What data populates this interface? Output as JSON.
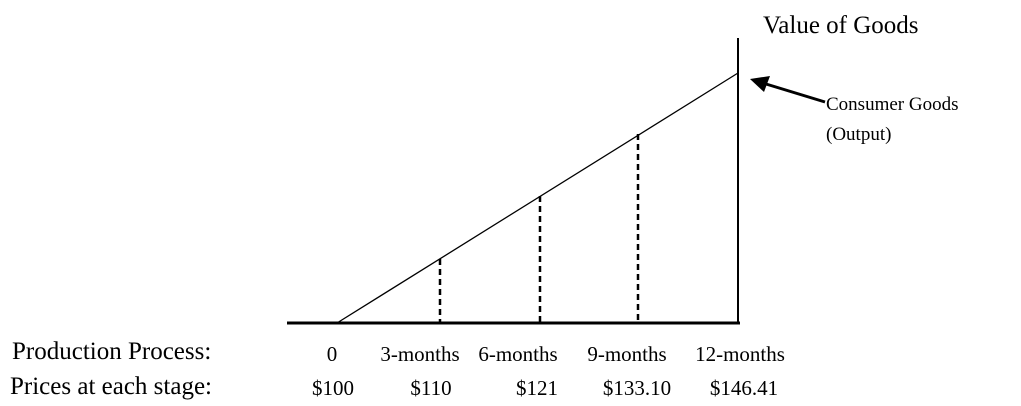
{
  "y_axis_label": "Value of Goods",
  "callout": {
    "line1": "Consumer Goods",
    "line2": "(Output)"
  },
  "rows": {
    "process_label": "Production Process:",
    "prices_label": "Prices at each stage:"
  },
  "stages": [
    {
      "time": "0",
      "price": "$100"
    },
    {
      "time": "3-months",
      "price": "$110"
    },
    {
      "time": "6-months",
      "price": "$121"
    },
    {
      "time": "9-months",
      "price": "$133.10"
    },
    {
      "time": "12-months",
      "price": "$146.41"
    }
  ]
}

# [WRITTEN PROBLEM]
Take the entries shown above and quote them verbatim, passing over the pictures.

# [ANSWER TO THE TASK]
What data populates this interface? Output as JSON.
{
  "y_axis_label": "Value of Goods",
  "callout": {
    "line1": "Consumer Goods",
    "line2": "(Output)"
  },
  "rows": {
    "process_label": "Production Process:",
    "prices_label": "Prices at each stage:"
  },
  "stages": [
    {
      "time": "0",
      "price": "$100"
    },
    {
      "time": "3-months",
      "price": "$110"
    },
    {
      "time": "6-months",
      "price": "$121"
    },
    {
      "time": "9-months",
      "price": "$133.10"
    },
    {
      "time": "12-months",
      "price": "$146.41"
    }
  ]
}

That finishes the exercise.